Provided records ▸
══════════════════════════════

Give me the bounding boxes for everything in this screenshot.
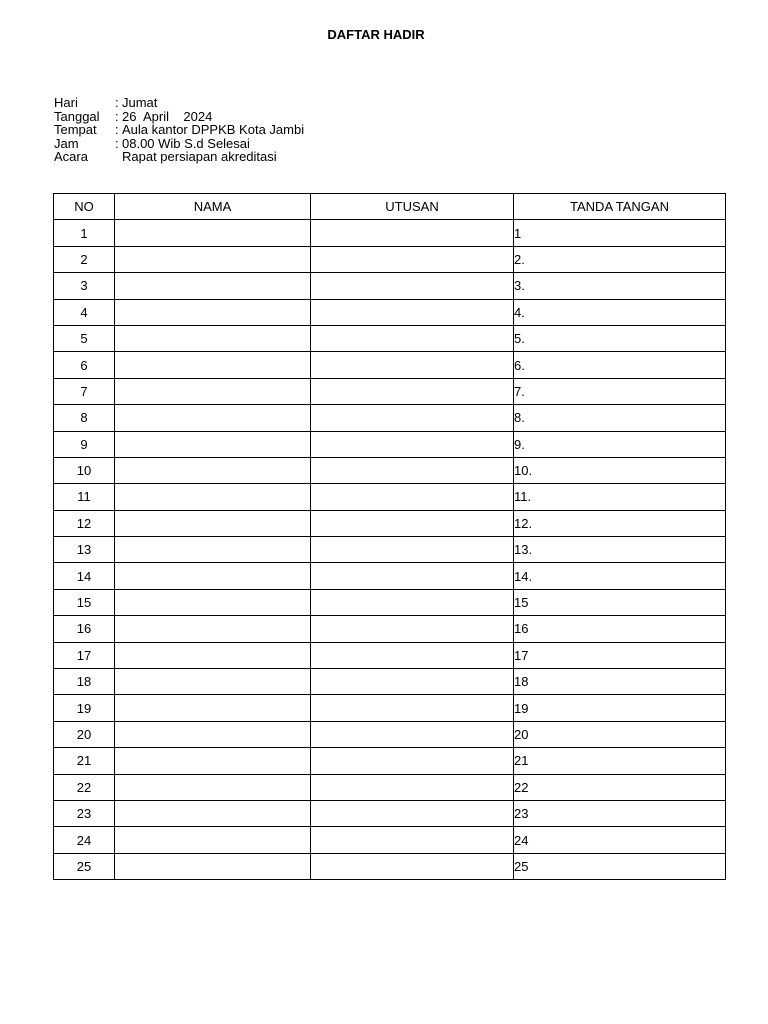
cell-nama[interactable] [115,669,311,695]
table-row [54,642,726,668]
cell-nama[interactable] [115,220,311,246]
table-row [54,563,726,589]
cell-nama[interactable] [115,431,311,457]
table-row [54,299,726,325]
table-row [54,246,726,272]
cell-nama[interactable] [115,299,311,325]
cell-utusan[interactable] [311,352,514,378]
info-separator: : [115,135,119,151]
cell-tanda-tangan[interactable]: 23 [514,800,726,826]
table-row [54,853,726,879]
cell-tanda-tangan[interactable]: 22 [514,774,726,800]
info-separator: : [115,122,119,138]
cell-nama[interactable] [115,695,311,721]
cell-no: 22 [54,774,115,800]
cell-nama[interactable] [115,537,311,563]
cell-no: 6 [54,352,115,378]
cell-tanda-tangan[interactable]: 12. [514,510,726,536]
info-row-hari [54,96,304,110]
cell-utusan[interactable] [311,510,514,536]
cell-utusan[interactable] [311,537,514,563]
info-row-acara [54,150,304,164]
cell-tanda-tangan[interactable]: 20 [514,721,726,747]
cell-utusan[interactable] [311,616,514,642]
info-label: Acara [54,149,88,165]
table-row [54,669,726,695]
cell-tanda-tangan[interactable]: 24 [514,827,726,853]
cell-utusan[interactable] [311,563,514,589]
cell-utusan[interactable] [311,853,514,879]
cell-no: 2 [54,246,115,272]
table-row [54,431,726,457]
info-label: Hari [54,95,78,110]
cell-no: 11 [54,484,115,510]
info-value: 26 April 2024 [122,108,213,124]
info-value: Rapat persiapan akreditasi [122,149,277,165]
cell-tanda-tangan[interactable]: 25 [514,853,726,879]
cell-tanda-tangan[interactable]: 7. [514,378,726,404]
table-row [54,616,726,642]
table-row [54,273,726,299]
table-row [54,748,726,774]
cell-utusan[interactable] [311,774,514,800]
table-row [54,352,726,378]
cell-utusan[interactable] [311,800,514,826]
cell-utusan[interactable] [311,325,514,351]
cell-tanda-tangan[interactable]: 19 [514,695,726,721]
table-row [54,774,726,800]
cell-tanda-tangan[interactable]: 10. [514,457,726,483]
cell-nama[interactable] [115,642,311,668]
info-value: Aula kantor DPPKB Kota Jambi [122,122,305,138]
info-value: Jumat [122,95,158,110]
header-nama: NAMA [115,194,311,220]
info-separator [115,150,122,164]
cell-utusan[interactable] [311,748,514,774]
cell-tanda-tangan[interactable]: 1 [514,220,726,246]
cell-utusan[interactable] [311,457,514,483]
info-separator: : [115,95,119,110]
cell-nama[interactable] [115,510,311,536]
info-label: Tanggal [54,108,100,124]
cell-utusan[interactable] [311,431,514,457]
header-utusan: UTUSAN [311,194,514,220]
cell-nama[interactable] [115,273,311,299]
cell-nama[interactable] [115,484,311,510]
table-row [54,484,726,510]
cell-no: 12 [54,510,115,536]
cell-nama[interactable] [115,827,311,853]
cell-no: 5 [54,325,115,351]
info-row-jam [54,137,304,151]
cell-no: 19 [54,695,115,721]
cell-tanda-tangan[interactable]: 15 [514,589,726,615]
cell-utusan[interactable] [311,589,514,615]
meeting-info [54,96,304,164]
cell-tanda-tangan[interactable]: 17 [514,642,726,668]
table-row [54,405,726,431]
header-tanda-tangan: TANDA TANGAN [514,194,726,220]
cell-nama[interactable] [115,457,311,483]
cell-nama[interactable] [115,405,311,431]
cell-utusan[interactable] [311,273,514,299]
cell-no: 15 [54,589,115,615]
cell-tanda-tangan[interactable]: 8. [514,405,726,431]
cell-utusan[interactable] [311,695,514,721]
cell-tanda-tangan[interactable]: 14. [514,563,726,589]
cell-nama[interactable] [115,589,311,615]
cell-utusan[interactable] [311,484,514,510]
cell-utusan[interactable] [311,642,514,668]
cell-utusan[interactable] [311,669,514,695]
cell-no: 10 [54,457,115,483]
cell-tanda-tangan[interactable]: 18 [514,669,726,695]
cell-tanda-tangan[interactable]: 3. [514,273,726,299]
cell-tanda-tangan[interactable]: 13. [514,537,726,563]
cell-no: 24 [54,827,115,853]
cell-tanda-tangan[interactable]: 5. [514,325,726,351]
cell-nama[interactable] [115,774,311,800]
cell-nama[interactable] [115,616,311,642]
cell-no: 18 [54,669,115,695]
cell-nama[interactable] [115,748,311,774]
cell-no: 14 [54,563,115,589]
table-row [54,457,726,483]
cell-no: 21 [54,748,115,774]
cell-no: 9 [54,431,115,457]
cell-tanda-tangan[interactable]: 9. [514,431,726,457]
cell-utusan[interactable] [311,299,514,325]
cell-no: 17 [54,642,115,668]
cell-utusan[interactable] [311,827,514,853]
cell-tanda-tangan[interactable]: 4. [514,299,726,325]
table-row [54,220,726,246]
cell-nama[interactable] [115,246,311,272]
table-row [54,589,726,615]
table-body [54,220,726,880]
cell-nama[interactable] [115,853,311,879]
header-no: NO [54,194,115,220]
info-value: 08.00 Wib S.d Selesai [122,135,250,151]
info-row-tempat [54,123,304,137]
page-title: DAFTAR HADIR [327,27,425,42]
cell-utusan[interactable] [311,378,514,404]
cell-no: 4 [54,299,115,325]
cell-no: 7 [54,378,115,404]
cell-nama[interactable] [115,721,311,747]
info-row-tanggal [54,110,304,124]
table-row [54,510,726,536]
attendance-table [53,193,726,880]
cell-tanda-tangan[interactable]: 6. [514,352,726,378]
table-row [54,325,726,351]
table-row [54,695,726,721]
cell-tanda-tangan[interactable]: 2. [514,246,726,272]
cell-no: 3 [54,273,115,299]
table-row [54,827,726,853]
cell-no: 8 [54,405,115,431]
table-row [54,800,726,826]
cell-nama[interactable] [115,325,311,351]
info-separator: : [115,108,119,124]
cell-nama[interactable] [115,563,311,589]
cell-no: 1 [54,220,115,246]
table-row [54,537,726,563]
cell-no: 23 [54,800,115,826]
cell-no: 20 [54,721,115,747]
cell-nama[interactable] [115,800,311,826]
table-header-row [54,194,726,220]
cell-tanda-tangan[interactable]: 11. [514,484,726,510]
cell-utusan[interactable] [311,246,514,272]
cell-nama[interactable] [115,352,311,378]
cell-tanda-tangan[interactable]: 16 [514,616,726,642]
cell-no: 13 [54,537,115,563]
cell-no: 25 [54,853,115,879]
cell-no: 16 [54,616,115,642]
cell-utusan[interactable] [311,721,514,747]
info-label: Tempat [54,122,97,138]
table-row [54,721,726,747]
cell-utusan[interactable] [311,220,514,246]
cell-nama[interactable] [115,378,311,404]
info-label: Jam [54,135,79,151]
cell-tanda-tangan[interactable]: 21 [514,748,726,774]
table-row [54,378,726,404]
cell-utusan[interactable] [311,405,514,431]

══════════════════════════════

The request ▸
Turn every line of the listing above into a JSON list of strings, one string per line. Skip blank lines and leave out the picture.

Exercise solution ▸
[
  "Give me the bounding boxes for everything in this screenshot.",
  "cell-nama[interactable] [115,669,311,695]",
  "table-row [54,642,726,668]",
  "cell-nama[interactable] [115,220,311,246]",
  "table-row [54,563,726,589]",
  "cell-nama[interactable] [115,431,311,457]",
  "table-row [54,299,726,325]",
  "table-row [54,246,726,272]",
  "cell-nama[interactable] [115,299,311,325]",
  "cell-utusan[interactable] [311,352,514,378]",
  "info-separator: : [115,135,119,151]",
  "cell-tanda-tangan[interactable]: 23 [514,800,726,826]",
  "table-row [54,853,726,879]",
  "cell-tanda-tangan[interactable]: 22 [514,774,726,800]",
  "info-separator: : [115,122,119,138]",
  "cell-nama[interactable] [115,695,311,721]",
  "cell-no: 22 [54,774,115,800]",
  "cell-nama[interactable] [115,537,311,563]",
  "cell-no: 6 [54,352,115,378]",
  "cell-tanda-tangan[interactable]: 12. [514,510,726,536]",
  "info-row-hari [54,96,304,110]",
  "cell-utusan[interactable] [311,510,514,536]",
  "cell-utusan[interactable] [311,537,514,563]",
  "info-row-acara [54,150,304,164]",
  "cell-tanda-tangan[interactable]: 20 [514,721,726,747]",
  "cell-utusan[interactable] [311,616,514,642]",
  "info-label: Acara [54,149,88,165]",
  "table-row [54,669,726,695]",
  "cell-tanda-tangan[interactable]: 24 [514,827,726,853]",
  "cell-utusan[interactable] [311,563,514,589]",
  "cell-utusan[interactable] [311,853,514,879]",
  "cell-no: 2 [54,246,115,272]",
  "table-row [54,431,726,457]",
  "info-label: Hari [54,95,78,110]",
  "cell-no: 11 [54,484,115,510]",
  "info-value: 26 April 2024 [122,108,213,124]",
  "info-value: Rapat persiapan akreditasi [122,149,277,165]",
  "cell-tanda-tangan[interactable]: 25 [514,853,726,879]",
  "cell-tanda-tangan[interactable]: 7. [514,378,726,404]",
  "table-row [54,616,726,642]",
  "table-row [54,273,726,299]",
  "table-row [54,748,726,774]",
  "cell-utusan[interactable] [311,774,514,800]",
  "table-row [54,352,726,378]",
  "cell-utusan[interactable] [311,800,514,826]",
  "cell-utusan[interactable] [311,325,514,351]",
  "cell-tanda-tangan[interactable]: 19 [514,695,726,721]",
  "table-row [54,774,726,800]",
  "cell-tanda-tangan[interactable]: 10. [514,457,726,483]",
  "cell-nama[interactable] [115,642,311,668]",
  "info-value: Aula kantor DPPKB Kota Jambi [122,122,305,138]",
  "info-value: Jumat [122,95,158,110]",
  "header-nama: NAMA [115,194,311,220]",
  "info-separator [115,150,122,164]",
  "cell-utusan[interactable] [311,748,514,774]",
  "cell-tanda-tangan[interactable]: 1 [514,220,726,246]",
  "cell-utusan[interactable] [311,457,514,483]",
  "info-separator: : [115,95,119,110]",
  "cell-nama[interactable] [115,510,311,536]",
  "info-label: Tanggal [54,108,100,124]",
  "cell-utusan[interactable] [311,431,514,457]",
  "header-utusan: UTUSAN [311,194,514,220]",
  "cell-nama[interactable] [115,273,311,299]",
  "cell-nama[interactable] [115,484,311,510]",
  "table-row [54,484,726,510]",
  "cell-no: 12 [54,510,115,536]",
  "cell-nama[interactable] [115,827,311,853]",
  "cell-no: 5 [54,325,115,351]",
  "info-row-jam [54,137,304,151]",
  "cell-no: 19 [54,695,115,721]",
  "cell-tanda-tangan[interactable]: 15 [514,589,726,615]",
  "cell-utusan[interactable] [311,589,514,615]",
  "meeting-info [54,96,304,164]",
  "cell-tanda-tangan[interactable]: 17 [514,642,726,668]",
  "table-row [54,405,726,431]",
  "header-tanda-tangan: TANDA TANGAN [514,194,726,220]",
  "cell-nama[interactable] [115,457,311,483]",
  "cell-nama[interactable] [115,405,311,431]",
  "cell-utusan[interactable] [311,273,514,299]",
  "cell-no: 15 [54,589,115,615]",
  "cell-tanda-tangan[interactable]: 8. [514,405,726,431]",
  "cell-utusan[interactable] [311,695,514,721]",
  "cell-tanda-tangan[interactable]: 14. [514,563,726,589]",
  "cell-nama[interactable] [115,589,311,615]",
  "cell-utusan[interactable] [311,484,514,510]",
  "cell-utusan[interactable] [311,642,514,668]",
  "cell-utusan[interactable] [311,669,514,695]",
  "cell-no: 10 [54,457,115,483]",
  "cell-tanda-tangan[interactable]: 18 [514,669,726,695]",
  "cell-tanda-tangan[interactable]: 3. [514,273,726,299]",
  "cell-tanda-tangan[interactable]: 13. [514,537,726,563]",
  "cell-no: 24 [54,827,115,853]",
  "cell-tanda-tangan[interactable]: 5. [514,325,726,351]",
  "cell-nama[interactable] [115,774,311,800]",
  "cell-nama[interactable] [115,616,311,642]",
  "cell-no: 18 [54,669,115,695]",
  "cell-nama[interactable] [115,748,311,774]",
  "cell-no: 14 [54,563,115,589]",
  "table-row [54,457,726,483]",
  "cell-no: 21 [54,748,115,774]",
  "cell-no: 9 [54,431,115,457]",
  "cell-tanda-tangan[interactable]: 9. [514,431,726,457]",
  "cell-utusan[interactable] [311,299,514,325]",
  "cell-no: 17 [54,642,115,668]",
  "cell-utusan[interactable] [311,827,514,853]",
  "cell-tanda-tangan[interactable]: 4. [514,299,726,325]",
  "table-row [54,220,726,246]",
  "cell-nama[interactable] [115,246,311,272]",
  "table-row [54,589,726,615]",
  "table-body [54,220,726,880]",
  "cell-nama[interactable] [115,853,311,879]",
  "header-no: NO [54,194,115,220]",
  "info-value: 08.00 Wib S.d Selesai [122,135,250,151]",
  "info-row-tempat [54,123,304,137]",
  "page-title: DAFTAR HADIR [327,27,425,42]",
  "cell-utusan[interactable] [311,378,514,404]",
  "cell-no: 4 [54,299,115,325]",
  "cell-no: 7 [54,378,115,404]",
  "cell-nama[interactable] [115,721,311,747]",
  "info-row-tanggal [54,110,304,124]",
  "table-row [54,510,726,536]",
  "attendance-table [53,193,726,880]",
  "cell-tanda-tangan[interactable]: 6. [514,352,726,378]",
  "table-row [54,325,726,351]",
  "table-row [54,695,726,721]",
  "cell-tanda-tangan[interactable]: 2. [514,246,726,272]",
  "cell-no: 3 [54,273,115,299]",
  "table-row [54,827,726,853]",
  "cell-no: 8 [54,405,115,431]",
  "table-row [54,800,726,826]",
  "cell-nama[interactable] [115,325,311,351]",
  "info-separator: : [115,108,119,124]",
  "cell-nama[interactable] [115,563,311,589]",
  "cell-no: 1 [54,220,115,246]",
  "table-row [54,537,726,563]",
  "cell-no: 23 [54,800,115,826]",
  "cell-no: 20 [54,721,115,747]",
  "cell-nama[interactable] [115,800,311,826]",
  "table-header-row [54,194,726,220]",
  "cell-tanda-tangan[interactable]: 11. [514,484,726,510]",
  "cell-utusan[interactable] [311,246,514,272]",
  "cell-nama[interactable] [115,352,311,378]",
  "cell-tanda-tangan[interactable]: 16 [514,616,726,642]",
  "cell-no: 13 [54,537,115,563]",
  "cell-no: 25 [54,853,115,879]",
  "cell-no: 16 [54,616,115,642]",
  "cell-utusan[interactable] [311,721,514,747]",
  "info-label: Tempat [54,122,97,138]",
  "table-row [54,721,726,747]",
  "cell-utusan[interactable] [311,220,514,246]",
  "cell-nama[interactable] [115,378,311,404]",
  "info-label: Jam [54,135,79,151]",
  "cell-tanda-tangan[interactable]: 21 [514,748,726,774]",
  "table-row [54,378,726,404]",
  "cell-utusan[interactable] [311,405,514,431]"
]